⟨

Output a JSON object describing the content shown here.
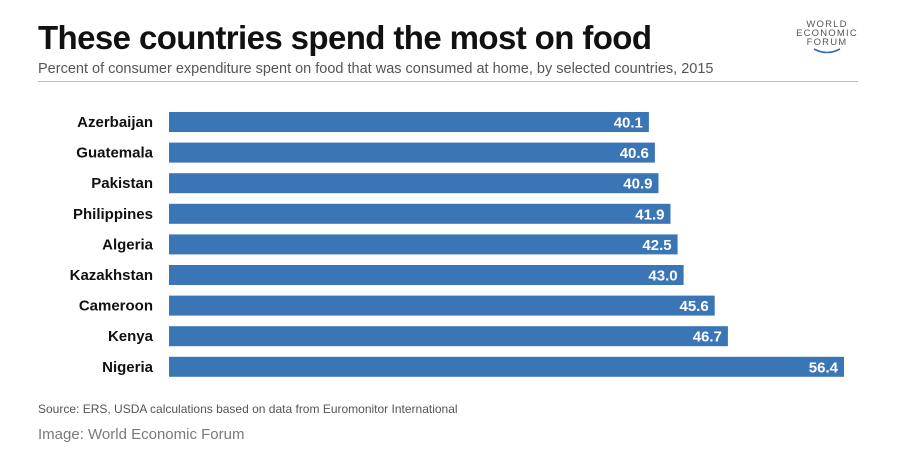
{
  "header": {
    "title": "These countries spend the most on food",
    "subtitle": "Percent of consumer expenditure spent on food that was consumed at home, by selected countries, 2015"
  },
  "logo": {
    "lines": [
      "WORLD",
      "ECONOMIC",
      "FORUM"
    ]
  },
  "colors": {
    "bar": "#3a75b6",
    "bar_label": "#ffffff",
    "category_label": "#111111"
  },
  "chart_data": {
    "type": "bar",
    "orientation": "horizontal",
    "categories": [
      "Azerbaijan",
      "Guatemala",
      "Pakistan",
      "Philippines",
      "Algeria",
      "Kazakhstan",
      "Cameroon",
      "Kenya",
      "Nigeria"
    ],
    "values": [
      40.1,
      40.6,
      40.9,
      41.9,
      42.5,
      43.0,
      45.6,
      46.7,
      56.4
    ],
    "value_labels": [
      "40.1",
      "40.6",
      "40.9",
      "41.9",
      "42.5",
      "43.0",
      "45.6",
      "46.7",
      "56.4"
    ],
    "xlim": [
      0,
      56.4
    ],
    "grid": false,
    "legend": "none"
  },
  "footer": {
    "source": "Source: ERS, USDA calculations based on data from Euromonitor International",
    "credit": "Image: World Economic Forum"
  }
}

⟩

PROBLEM TO WORK ON
The records shown above are to be repeated exactly, with the pictures left out.

SOLUTION TO THE EXERCISE
Output a JSON object describing the content shown here.
{
  "header": {
    "title": "These countries spend the most on food",
    "subtitle": "Percent of consumer expenditure spent on food that was consumed at home, by selected countries, 2015"
  },
  "logo": {
    "lines": [
      "WORLD",
      "ECONOMIC",
      "FORUM"
    ]
  },
  "colors": {
    "bar": "#3a75b6",
    "bar_label": "#ffffff",
    "category_label": "#111111"
  },
  "chart_data": {
    "type": "bar",
    "orientation": "horizontal",
    "categories": [
      "Azerbaijan",
      "Guatemala",
      "Pakistan",
      "Philippines",
      "Algeria",
      "Kazakhstan",
      "Cameroon",
      "Kenya",
      "Nigeria"
    ],
    "values": [
      40.1,
      40.6,
      40.9,
      41.9,
      42.5,
      43.0,
      45.6,
      46.7,
      56.4
    ],
    "value_labels": [
      "40.1",
      "40.6",
      "40.9",
      "41.9",
      "42.5",
      "43.0",
      "45.6",
      "46.7",
      "56.4"
    ],
    "xlim": [
      0,
      56.4
    ],
    "grid": false,
    "legend": "none"
  },
  "footer": {
    "source": "Source: ERS, USDA calculations based on data from Euromonitor International",
    "credit": "Image: World Economic Forum"
  }
}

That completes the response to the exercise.